Extrait à lire

A Saint-Denis, un chef d’entreprise reproche au préfet de ne pas lui délivrer d’autorisation de travail pour recruter une vingtaine de mineurs isolés étrangers en apprentissage.

L’histoire relèverait de l’anecdote si elle ne se déroulait pas sur un territoire où les questions migratoires sont centrales. Avec 1 500 mineurs isolés étrangers pris en charge par les services de la protection de l’enfance (trois fois plus qu’en 2015), la Seine-Saint-Denis est le troisième département concerné par les flux migratoires de jeunes non accompagnés.
Autant de personnes dont l’insertion professionnelle est un enjeu central. Or, un des patrons de société de Saint-Denis, Francis Dubrac, à la tête d’une entreprise de travaux publics presque centenaire, Dubrac TP, reproche à la préfecture de ne pas l’autoriser à recruter une vingtaine de ces mineurs en apprentissage. (...)

D’aussi loin qu’il se souvienne, ce patron sait que les vagues migratoires, du Maghreb, du Portugal et du Mali, sont souvent venues répondre aux besoins de main-d’œuvre de l’entreprise familiale spécialisée dans l’aménagement de route. Les effectifs se renouvelaient par « cooptation », les personnels étaient formés par « compagnonnage » dans cette entreprise gérée de façon paternaliste, même si son dirigeant goûte peu cette qualification.
« Mais tous ceux qui dépassent la deuxième génération d’immigration ne veulent plus bosser dans le BTP, constate-t-il depuis un moment. On embauche dix jeunes de quartier, il en reste cinq à l’arrivée. » (...)

Travail à réaliser
a) Recopiez le passage de l'extrait sur l'entreprise Dubrac TP qui va de « A Saint-Denis, un » à « jeunes non accompagnés. ».
b) Répondez à ces questions d'après l'extrait sur l'entreprise Dubrac TP :
(i) Combien de mineurs isolés étrangers les services de la protection de l'enfance prennent-ils en charge en Seine-Saint-Denis ?
(ii) D'où venaient les vagues migratoires qui ont répondu aux besoins de main-d'œuvre de l'entreprise familiale ?
(iii) D'après le dirigeant, combien en reste-t-il à l'arrivée lorsqu'on embauche dix jeunes de quartier ?

Entrées de données

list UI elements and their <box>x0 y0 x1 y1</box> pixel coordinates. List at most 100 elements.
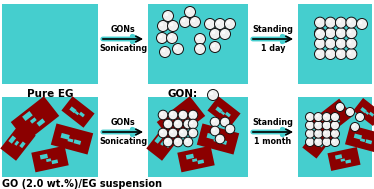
Circle shape <box>162 11 174 22</box>
Circle shape <box>168 128 178 138</box>
Circle shape <box>217 136 220 139</box>
Text: 1 month: 1 month <box>254 137 292 146</box>
Circle shape <box>317 30 320 33</box>
Polygon shape <box>74 139 81 145</box>
Polygon shape <box>206 133 216 140</box>
Circle shape <box>306 138 315 146</box>
Circle shape <box>335 38 346 49</box>
Circle shape <box>324 131 327 134</box>
Circle shape <box>222 31 225 34</box>
Circle shape <box>160 112 163 115</box>
Circle shape <box>325 49 336 60</box>
Circle shape <box>172 43 184 54</box>
Bar <box>148 4 248 84</box>
Circle shape <box>220 117 230 127</box>
Circle shape <box>346 49 357 60</box>
Polygon shape <box>328 147 361 171</box>
Circle shape <box>162 49 165 52</box>
Polygon shape <box>160 141 165 146</box>
Circle shape <box>178 110 188 120</box>
Circle shape <box>175 46 178 49</box>
Circle shape <box>306 121 315 130</box>
Circle shape <box>327 19 331 23</box>
Circle shape <box>317 51 320 54</box>
Text: Sonicating: Sonicating <box>99 44 147 53</box>
Circle shape <box>205 19 215 29</box>
Circle shape <box>187 9 190 12</box>
Circle shape <box>348 51 352 54</box>
Circle shape <box>166 33 178 43</box>
Circle shape <box>165 13 168 16</box>
Circle shape <box>332 114 335 117</box>
Circle shape <box>157 20 169 32</box>
Circle shape <box>359 21 362 24</box>
Circle shape <box>314 121 323 130</box>
Circle shape <box>217 21 220 24</box>
Polygon shape <box>345 125 374 153</box>
Polygon shape <box>319 142 325 147</box>
Circle shape <box>338 19 341 23</box>
Text: GONs: GONs <box>111 25 135 34</box>
Polygon shape <box>74 111 79 115</box>
Circle shape <box>335 17 346 28</box>
Circle shape <box>327 30 331 33</box>
Circle shape <box>158 110 168 120</box>
Polygon shape <box>31 146 69 172</box>
Bar <box>2 4 98 84</box>
Circle shape <box>183 137 193 147</box>
Text: GON:: GON: <box>168 89 198 99</box>
Polygon shape <box>11 96 59 142</box>
Circle shape <box>315 38 325 49</box>
Circle shape <box>335 28 346 39</box>
Polygon shape <box>353 98 374 126</box>
Circle shape <box>314 129 323 138</box>
Polygon shape <box>176 117 183 124</box>
Polygon shape <box>22 111 33 121</box>
Polygon shape <box>369 112 374 117</box>
Circle shape <box>173 119 183 129</box>
Circle shape <box>215 134 225 144</box>
Polygon shape <box>186 154 194 160</box>
Circle shape <box>185 139 188 142</box>
Circle shape <box>306 129 315 138</box>
Text: Standing: Standing <box>252 118 294 127</box>
Circle shape <box>212 44 215 47</box>
Circle shape <box>317 19 320 23</box>
Circle shape <box>324 123 327 125</box>
Polygon shape <box>51 159 58 164</box>
Polygon shape <box>225 112 231 117</box>
Polygon shape <box>8 136 16 144</box>
Circle shape <box>163 137 173 147</box>
Text: Standing: Standing <box>252 25 294 34</box>
Polygon shape <box>154 136 162 144</box>
Circle shape <box>346 28 357 39</box>
Circle shape <box>307 131 310 134</box>
Bar <box>2 97 98 177</box>
Circle shape <box>210 92 213 95</box>
Circle shape <box>184 6 196 18</box>
Circle shape <box>346 17 357 28</box>
Polygon shape <box>197 123 239 155</box>
Circle shape <box>322 112 331 122</box>
Circle shape <box>332 139 335 142</box>
Polygon shape <box>340 158 345 162</box>
Circle shape <box>190 121 193 124</box>
Circle shape <box>357 114 360 117</box>
Circle shape <box>212 31 215 34</box>
Circle shape <box>331 138 340 146</box>
Text: 1 day: 1 day <box>261 44 285 53</box>
Polygon shape <box>319 112 329 121</box>
Polygon shape <box>146 123 182 161</box>
Circle shape <box>315 17 325 28</box>
Circle shape <box>331 112 340 122</box>
Circle shape <box>350 122 359 132</box>
Circle shape <box>346 38 357 49</box>
Polygon shape <box>0 123 36 161</box>
Text: GO (2.0 wt.%)/EG suspension: GO (2.0 wt.%)/EG suspension <box>2 179 162 189</box>
Circle shape <box>307 123 310 125</box>
Polygon shape <box>30 117 37 124</box>
Circle shape <box>337 104 340 107</box>
Polygon shape <box>365 111 369 115</box>
Polygon shape <box>183 118 191 127</box>
Circle shape <box>347 109 350 112</box>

Réponses par tâche
a)
A Saint-Denis, un chef d’entreprise reproche au préfet de ne pas lui délivrer d’autorisation de travail pour recruter une vingtaine de mineurs isolés étrangers en apprentissage.

L’histoire relèverait de l’anecdote si elle ne se déroulait pas sur un territoire où les questions migratoires sont centrales. Avec 1 500 mineurs isolés étrangers pris en charge par les services de la protection de l’enfance (trois fois plus qu’en 2015), la Seine-Saint-Denis est le troisième département concerné par les flux migratoires de jeunes non accompagnés.

b)
(i) 1 500 mineurs isolés étrangers.
(ii) Du Maghreb, du Portugal et du Mali.
(iii) Il en reste cinq.